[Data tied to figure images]
[BEGIN]

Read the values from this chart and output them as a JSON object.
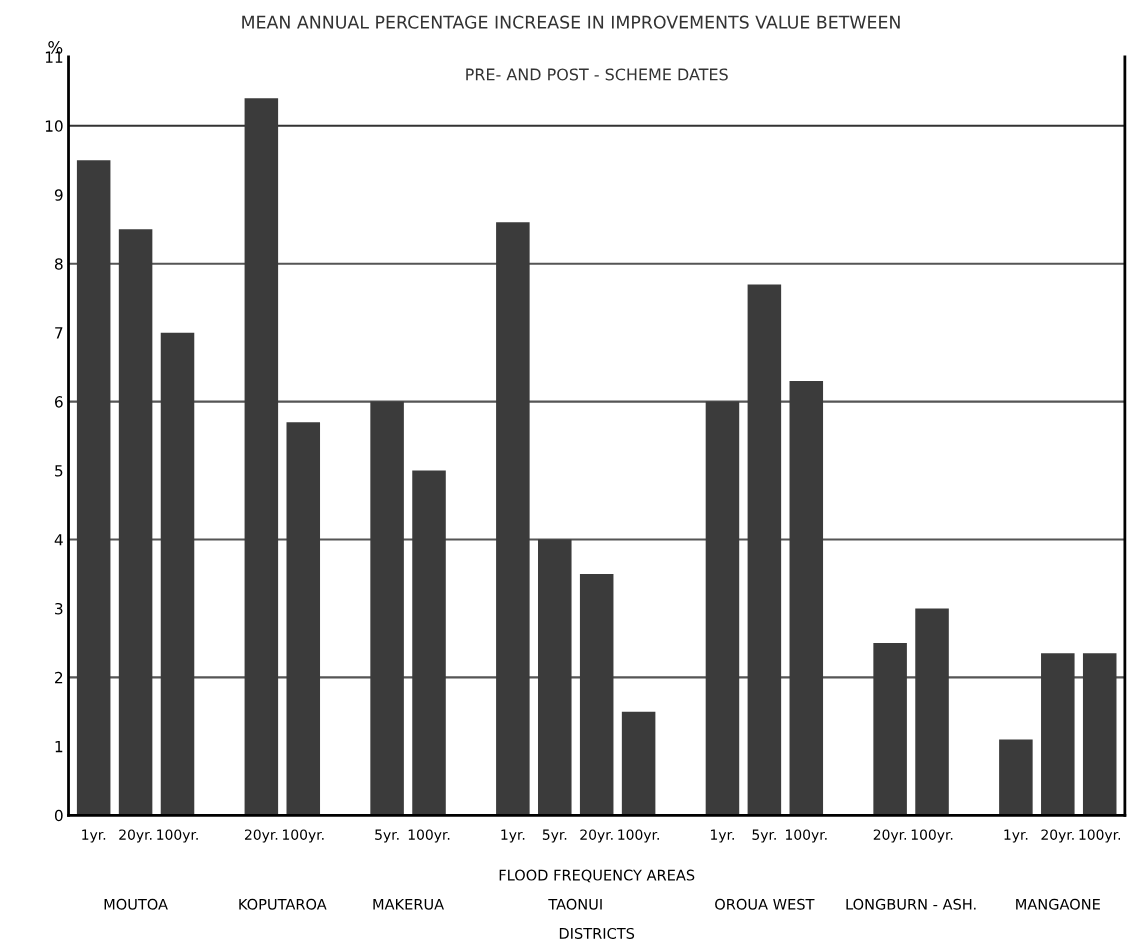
{
  "chart_data": {
    "type": "bar",
    "title": "MEAN ANNUAL PERCENTAGE INCREASE IN IMPROVEMENTS VALUE BETWEEN",
    "subtitle": "PRE- AND POST - SCHEME DATES",
    "ylabel": "%",
    "categories": [
      "1yr.",
      "20yr.",
      "100yr.",
      null,
      "20yr.",
      "100yr.",
      null,
      "5yr.",
      "100yr.",
      null,
      "1yr.",
      "5yr.",
      "20yr.",
      "100yr.",
      null,
      "1yr.",
      "5yr.",
      "100yr.",
      null,
      "20yr.",
      "100yr.",
      null,
      "1yr.",
      "20yr.",
      "100yr."
    ],
    "values": [
      9.5,
      8.5,
      7.0,
      null,
      10.4,
      5.7,
      null,
      6.0,
      5.0,
      null,
      8.6,
      4.0,
      3.5,
      1.5,
      null,
      6.0,
      7.7,
      6.3,
      null,
      2.5,
      3.0,
      null,
      1.1,
      2.35,
      2.35
    ],
    "color": "#3b3b3b",
    "ylim": [
      0,
      11
    ],
    "yticks": [
      0,
      1,
      2,
      3,
      4,
      5,
      6,
      7,
      8,
      9,
      10,
      11
    ],
    "ref_lines": [
      {
        "axis": "y",
        "value": 2,
        "label": null,
        "color": "#555555"
      },
      {
        "axis": "y",
        "value": 4,
        "label": null,
        "color": "#555555"
      },
      {
        "axis": "y",
        "value": 6,
        "label": null,
        "color": "#555555"
      },
      {
        "axis": "y",
        "value": 8,
        "label": null,
        "color": "#555555"
      },
      {
        "axis": "y",
        "value": 10,
        "label": null,
        "color": "#333333"
      }
    ],
    "annotations": [
      "MOUTOA",
      "KOPUTAROA",
      "MAKERUA",
      "TAONUI",
      "OROUA WEST",
      "LONGBURN - ASH.",
      "MANGAONE",
      "FLOOD FREQUENCY AREAS",
      "DISTRICTS"
    ],
    "grid": false,
    "legend": false
  }
}
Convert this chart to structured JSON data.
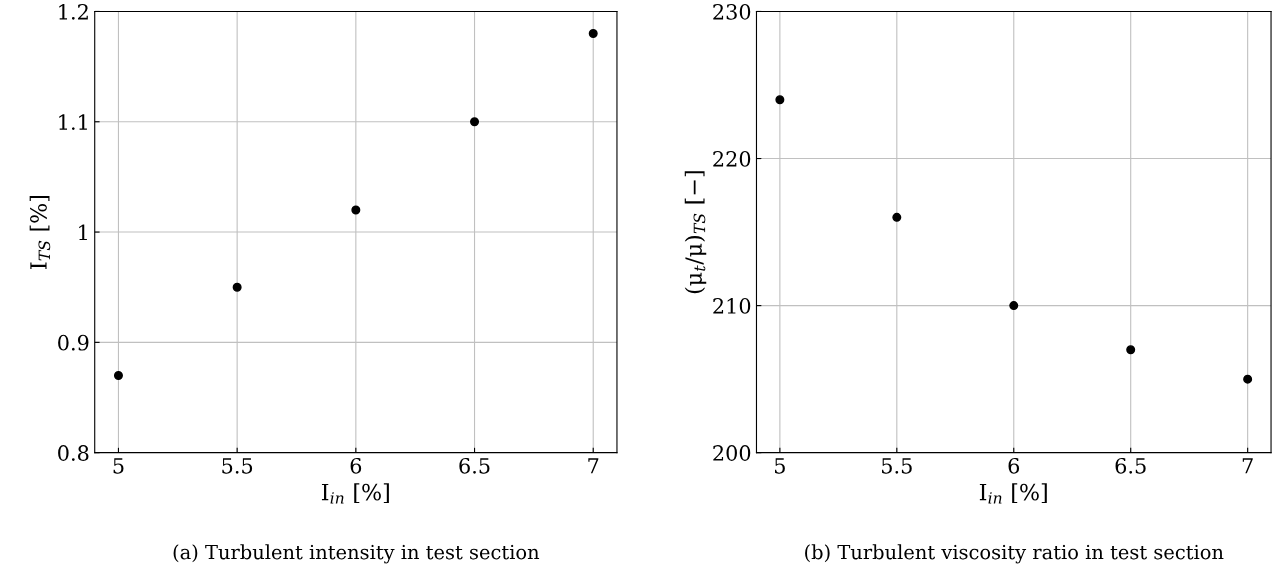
{
  "chart_data": [
    {
      "type": "scatter",
      "xlabel": "I$_{in}$ [%]",
      "ylabel": "I$_{TS}$ [%]",
      "x": [
        5,
        5.5,
        6,
        6.5,
        7
      ],
      "series": [
        {
          "color": "#000000",
          "values": [
            0.87,
            0.95,
            1.02,
            1.1,
            1.18
          ]
        }
      ],
      "xlim": [
        4.9,
        7.1
      ],
      "xticks": [
        5,
        5.5,
        6,
        6.5,
        7
      ],
      "ylim": [
        0.8,
        1.2
      ],
      "yticks": [
        0.8,
        0.9,
        1,
        1.1,
        1.2
      ],
      "grid": true,
      "marker": "circle",
      "annotations": [
        "(a) Turbulent intensity in test section"
      ]
    },
    {
      "type": "scatter",
      "xlabel": "I$_{in}$ [%]",
      "ylabel": "(μ$_{t}$/μ)$_{TS}$ [−]",
      "x": [
        5,
        5.5,
        6,
        6.5,
        7
      ],
      "series": [
        {
          "color": "#000000",
          "values": [
            224,
            216,
            210,
            207,
            205
          ]
        }
      ],
      "xlim": [
        4.9,
        7.1
      ],
      "xticks": [
        5,
        5.5,
        6,
        6.5,
        7
      ],
      "ylim": [
        200,
        230
      ],
      "yticks": [
        200,
        210,
        220,
        230
      ],
      "grid": true,
      "marker": "circle",
      "annotations": [
        "(b) Turbulent viscosity ratio in test section"
      ]
    }
  ]
}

[END]

Exercise goal.
Starting with the line that holds "Convert this chart to structured JSON data.", repeat exactly every line through the end of the material above, both ends included, without the pictures.

The answer.
Convert this chart to structured JSON data.
{
  "chart_data": [
    {
      "type": "scatter",
      "xlabel": "I$_{in}$ [%]",
      "ylabel": "I$_{TS}$ [%]",
      "x": [
        5,
        5.5,
        6,
        6.5,
        7
      ],
      "series": [
        {
          "color": "#000000",
          "values": [
            0.87,
            0.95,
            1.02,
            1.1,
            1.18
          ]
        }
      ],
      "xlim": [
        4.9,
        7.1
      ],
      "xticks": [
        5,
        5.5,
        6,
        6.5,
        7
      ],
      "ylim": [
        0.8,
        1.2
      ],
      "yticks": [
        0.8,
        0.9,
        1,
        1.1,
        1.2
      ],
      "grid": true,
      "marker": "circle",
      "annotations": [
        "(a) Turbulent intensity in test section"
      ]
    },
    {
      "type": "scatter",
      "xlabel": "I$_{in}$ [%]",
      "ylabel": "(μ$_{t}$/μ)$_{TS}$ [−]",
      "x": [
        5,
        5.5,
        6,
        6.5,
        7
      ],
      "series": [
        {
          "color": "#000000",
          "values": [
            224,
            216,
            210,
            207,
            205
          ]
        }
      ],
      "xlim": [
        4.9,
        7.1
      ],
      "xticks": [
        5,
        5.5,
        6,
        6.5,
        7
      ],
      "ylim": [
        200,
        230
      ],
      "yticks": [
        200,
        210,
        220,
        230
      ],
      "grid": true,
      "marker": "circle",
      "annotations": [
        "(b) Turbulent viscosity ratio in test section"
      ]
    }
  ]
}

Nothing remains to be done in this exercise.